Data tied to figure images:
================================

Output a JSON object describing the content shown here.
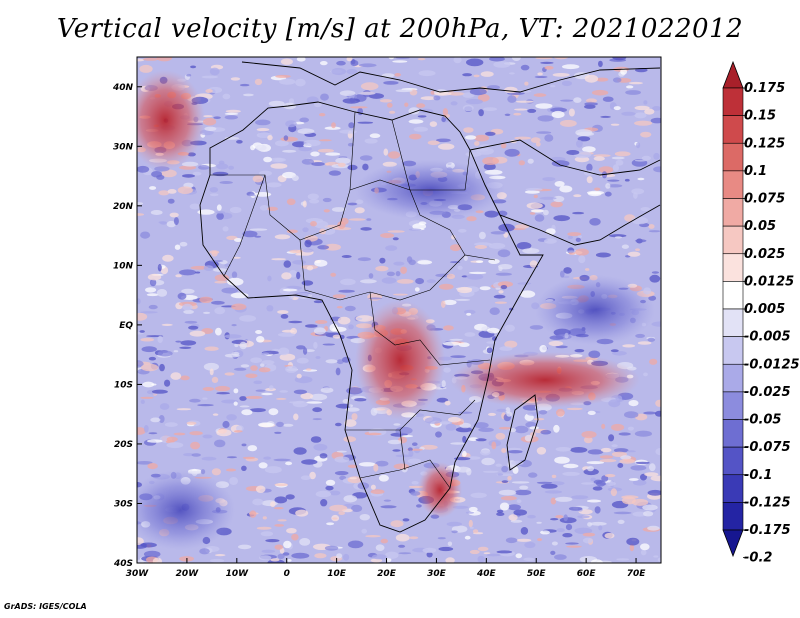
{
  "title": "Vertical velocity [m/s] at 200hPa, VT: 2021022012",
  "credit": "GrADS: IGES/COLA",
  "map": {
    "projection": "latlon",
    "lon_range": [
      -30,
      75
    ],
    "lat_range": [
      -40,
      45
    ],
    "x_ticks": [
      "30W",
      "20W",
      "10W",
      "0",
      "10E",
      "20E",
      "30E",
      "40E",
      "50E",
      "60E",
      "70E"
    ],
    "x_tick_values": [
      -30,
      -20,
      -10,
      0,
      10,
      20,
      30,
      40,
      50,
      60,
      70
    ],
    "y_ticks": [
      "40N",
      "30N",
      "20N",
      "10N",
      "EQ",
      "10S",
      "20S",
      "30S",
      "40S"
    ],
    "y_tick_values": [
      40,
      30,
      20,
      10,
      0,
      -10,
      -20,
      -30,
      -40
    ],
    "field": "vertical velocity",
    "units": "m/s",
    "level": "200hPa",
    "valid_time": "2021022012"
  },
  "colorbar": {
    "labels": [
      "0.175",
      "0.15",
      "0.125",
      "0.1",
      "0.075",
      "0.05",
      "0.025",
      "0.0125",
      "0.005",
      "-0.005",
      "-0.0125",
      "-0.025",
      "-0.05",
      "-0.075",
      "-0.1",
      "-0.125",
      "-0.175",
      "-0.2"
    ],
    "colors": [
      "#a8202a",
      "#be3038",
      "#cf4a4c",
      "#dc6a66",
      "#e88a84",
      "#f0aaa4",
      "#f6c8c2",
      "#fbe2de",
      "#ffffff",
      "#e2e2f6",
      "#c8c8f0",
      "#aaaae8",
      "#8c8cde",
      "#6e6ed2",
      "#5454c6",
      "#3a3ab6",
      "#2424a4",
      "#161690"
    ],
    "range": [
      -0.2,
      0.175
    ]
  }
}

================================

WHAT TO DO:
Answer with one number: how many lines of the entries above include the word "velocity".

THE ANSWER:
2